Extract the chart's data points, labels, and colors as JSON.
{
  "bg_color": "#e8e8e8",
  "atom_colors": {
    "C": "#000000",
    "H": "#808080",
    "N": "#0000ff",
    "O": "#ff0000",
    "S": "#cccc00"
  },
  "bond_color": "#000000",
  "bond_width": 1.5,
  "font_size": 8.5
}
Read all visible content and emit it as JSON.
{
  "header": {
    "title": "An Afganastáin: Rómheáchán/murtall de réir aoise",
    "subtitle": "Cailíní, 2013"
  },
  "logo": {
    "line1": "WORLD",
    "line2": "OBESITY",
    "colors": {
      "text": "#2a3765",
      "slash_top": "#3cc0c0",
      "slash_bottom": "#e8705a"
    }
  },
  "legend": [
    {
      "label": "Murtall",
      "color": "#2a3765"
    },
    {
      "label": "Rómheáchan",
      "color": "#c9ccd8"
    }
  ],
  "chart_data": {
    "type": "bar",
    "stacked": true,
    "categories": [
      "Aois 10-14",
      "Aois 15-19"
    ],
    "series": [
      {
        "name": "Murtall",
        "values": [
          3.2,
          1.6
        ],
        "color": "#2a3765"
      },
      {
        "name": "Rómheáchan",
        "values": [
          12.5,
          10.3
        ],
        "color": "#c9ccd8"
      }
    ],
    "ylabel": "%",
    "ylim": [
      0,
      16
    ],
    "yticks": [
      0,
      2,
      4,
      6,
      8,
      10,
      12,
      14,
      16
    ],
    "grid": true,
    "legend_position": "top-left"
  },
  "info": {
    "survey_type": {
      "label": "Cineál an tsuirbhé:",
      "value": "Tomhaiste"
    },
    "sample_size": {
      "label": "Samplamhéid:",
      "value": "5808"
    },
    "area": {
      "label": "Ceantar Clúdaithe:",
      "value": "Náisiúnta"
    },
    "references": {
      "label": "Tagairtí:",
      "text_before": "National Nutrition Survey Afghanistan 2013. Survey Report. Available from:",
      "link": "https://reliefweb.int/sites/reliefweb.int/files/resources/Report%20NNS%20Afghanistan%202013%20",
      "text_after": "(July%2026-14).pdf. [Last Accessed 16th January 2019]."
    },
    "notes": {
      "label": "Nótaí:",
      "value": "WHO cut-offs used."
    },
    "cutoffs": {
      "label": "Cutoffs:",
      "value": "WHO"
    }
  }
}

INSTRUCTION => Select the lines in this material that hold the word "JSON", leaving none out.

SOLUTION TO THIS TASK =>
Extract the chart's data points, labels, and colors as JSON.
Read all visible content and emit it as JSON.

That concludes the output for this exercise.